[START]

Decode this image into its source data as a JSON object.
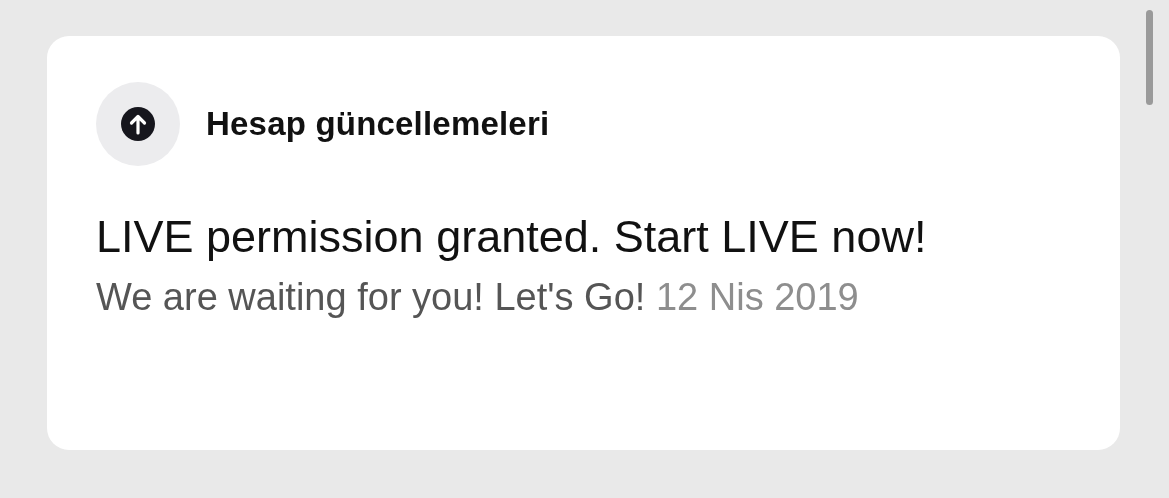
{
  "notification": {
    "category": "Hesap güncellemeleri",
    "title": "LIVE permission granted. Start LIVE now!",
    "message": "We are waiting for you! Let's Go!",
    "date": "12 Nis 2019"
  }
}
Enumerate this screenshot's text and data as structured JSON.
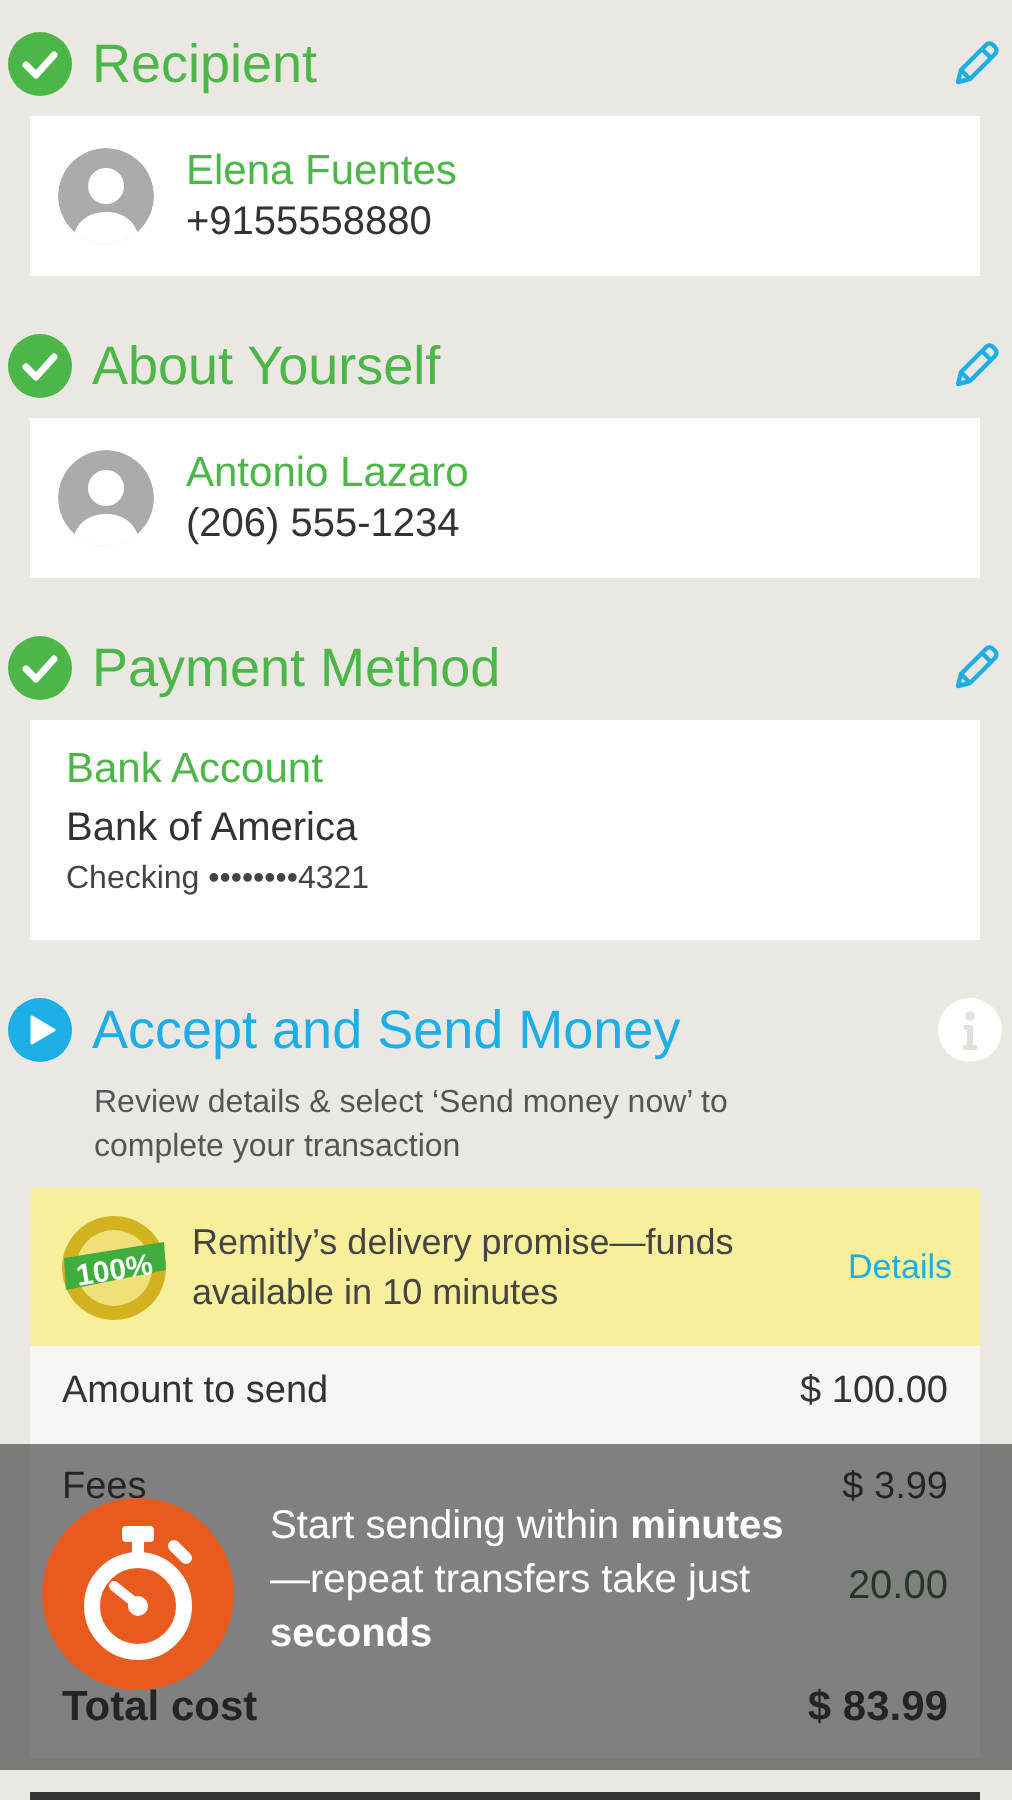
{
  "sections": [
    {
      "kind": "contact",
      "completed": true,
      "title": "Recipient",
      "editable": true,
      "name": "Elena Fuentes",
      "detail": "+9155558880"
    },
    {
      "kind": "contact",
      "completed": true,
      "title": "About Yourself",
      "editable": true,
      "name": "Antonio Lazaro",
      "detail": "(206) 555-1234"
    },
    {
      "kind": "payment",
      "completed": true,
      "title": "Payment Method",
      "editable": true,
      "method": "Bank Account",
      "bank": "Bank of America",
      "account": "Checking ••••••••4321"
    },
    {
      "kind": "review",
      "completed": false,
      "title": "Accept and Send Money",
      "info": true,
      "description": "Review details & select ‘Send money now’ to complete your transaction",
      "promise": {
        "badge": "100%",
        "text": "Remitly’s delivery promise—funds available in 10 minutes",
        "link": "Details"
      },
      "summary": [
        {
          "kind": "plain",
          "label": "Amount to send",
          "value": "$ 100.00"
        },
        {
          "kind": "plain",
          "label": "Fees",
          "value": "$ 3.99"
        },
        {
          "kind": "discount",
          "value": "20.00"
        },
        {
          "kind": "total",
          "label": "Total cost",
          "value": "$ 83.99"
        }
      ]
    }
  ],
  "tip": {
    "text": "Start sending within **minutes**—repeat transfers take just **seconds**"
  }
}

[END]

Write the material out again exactly as it appears, dropping the pictures.

*Response for this exercise*
Decode this image into its source data as a JSON object.
{
  "notification": {
    "category": "Hesap güncellemeleri",
    "title": "LIVE permission granted. Start LIVE now!",
    "message": "We are waiting for you! Let's Go!",
    "date": "12 Nis 2019"
  }
}
Enumerate this screenshot's text and data as structured JSON.
{
  "sections": [
    {
      "kind": "contact",
      "completed": true,
      "title": "Recipient",
      "editable": true,
      "name": "Elena Fuentes",
      "detail": "+9155558880"
    },
    {
      "kind": "contact",
      "completed": true,
      "title": "About Yourself",
      "editable": true,
      "name": "Antonio Lazaro",
      "detail": "(206) 555-1234"
    },
    {
      "kind": "payment",
      "completed": true,
      "title": "Payment Method",
      "editable": true,
      "method": "Bank Account",
      "bank": "Bank of America",
      "account": "Checking ••••••••4321"
    },
    {
      "kind": "review",
      "completed": false,
      "title": "Accept and Send Money",
      "info": true,
      "description": "Review details & select ‘Send money now’ to complete your transaction",
      "promise": {
        "badge": "100%",
        "text": "Remitly’s delivery promise—funds available in 10 minutes",
        "link": "Details"
      },
      "summary": [
        {
          "kind": "plain",
          "label": "Amount to send",
          "value": "$ 100.00"
        },
        {
          "kind": "plain",
          "label": "Fees",
          "value": "$ 3.99"
        },
        {
          "kind": "discount",
          "value": "20.00"
        },
        {
          "kind": "total",
          "label": "Total cost",
          "value": "$ 83.99"
        }
      ]
    }
  ],
  "tip": {
    "text": "Start sending within **minutes**—repeat transfers take just **seconds**"
  }
}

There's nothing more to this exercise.